Dataset entries:
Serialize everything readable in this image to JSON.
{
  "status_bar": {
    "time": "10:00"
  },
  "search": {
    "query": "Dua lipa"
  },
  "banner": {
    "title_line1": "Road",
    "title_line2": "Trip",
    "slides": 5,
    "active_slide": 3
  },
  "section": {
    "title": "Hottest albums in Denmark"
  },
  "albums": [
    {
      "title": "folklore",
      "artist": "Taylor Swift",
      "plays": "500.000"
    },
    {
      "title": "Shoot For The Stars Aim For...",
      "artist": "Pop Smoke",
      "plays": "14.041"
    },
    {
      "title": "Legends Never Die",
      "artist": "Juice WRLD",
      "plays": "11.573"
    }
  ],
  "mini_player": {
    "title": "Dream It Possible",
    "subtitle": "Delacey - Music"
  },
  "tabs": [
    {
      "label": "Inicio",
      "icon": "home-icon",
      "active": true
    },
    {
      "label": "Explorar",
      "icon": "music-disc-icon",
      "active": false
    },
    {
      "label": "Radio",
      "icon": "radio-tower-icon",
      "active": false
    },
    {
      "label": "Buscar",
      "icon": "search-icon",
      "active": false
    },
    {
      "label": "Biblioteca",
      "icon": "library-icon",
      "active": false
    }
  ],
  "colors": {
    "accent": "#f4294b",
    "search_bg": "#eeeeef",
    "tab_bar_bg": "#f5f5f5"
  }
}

*STATED GOAL*: Copy out each record from above, exactly.

*PROBLEM SOLUTION*:
Serialize everything readable in this image to JSON.
{
  "status_bar": {
    "time": "10:00"
  },
  "search": {
    "query": "Dua lipa"
  },
  "banner": {
    "title_line1": "Road",
    "title_line2": "Trip",
    "slides": 5,
    "active_slide": 3
  },
  "section": {
    "title": "Hottest albums in Denmark"
  },
  "albums": [
    {
      "title": "folklore",
      "artist": "Taylor Swift",
      "plays": "500.000"
    },
    {
      "title": "Shoot For The Stars Aim For...",
      "artist": "Pop Smoke",
      "plays": "14.041"
    },
    {
      "title": "Legends Never Die",
      "artist": "Juice WRLD",
      "plays": "11.573"
    }
  ],
  "mini_player": {
    "title": "Dream It Possible",
    "subtitle": "Delacey - Music"
  },
  "tabs": [
    {
      "label": "Inicio",
      "icon": "home-icon",
      "active": true
    },
    {
      "label": "Explorar",
      "icon": "music-disc-icon",
      "active": false
    },
    {
      "label": "Radio",
      "icon": "radio-tower-icon",
      "active": false
    },
    {
      "label": "Buscar",
      "icon": "search-icon",
      "active": false
    },
    {
      "label": "Biblioteca",
      "icon": "library-icon",
      "active": false
    }
  ],
  "colors": {
    "accent": "#f4294b",
    "search_bg": "#eeeeef",
    "tab_bar_bg": "#f5f5f5"
  }
}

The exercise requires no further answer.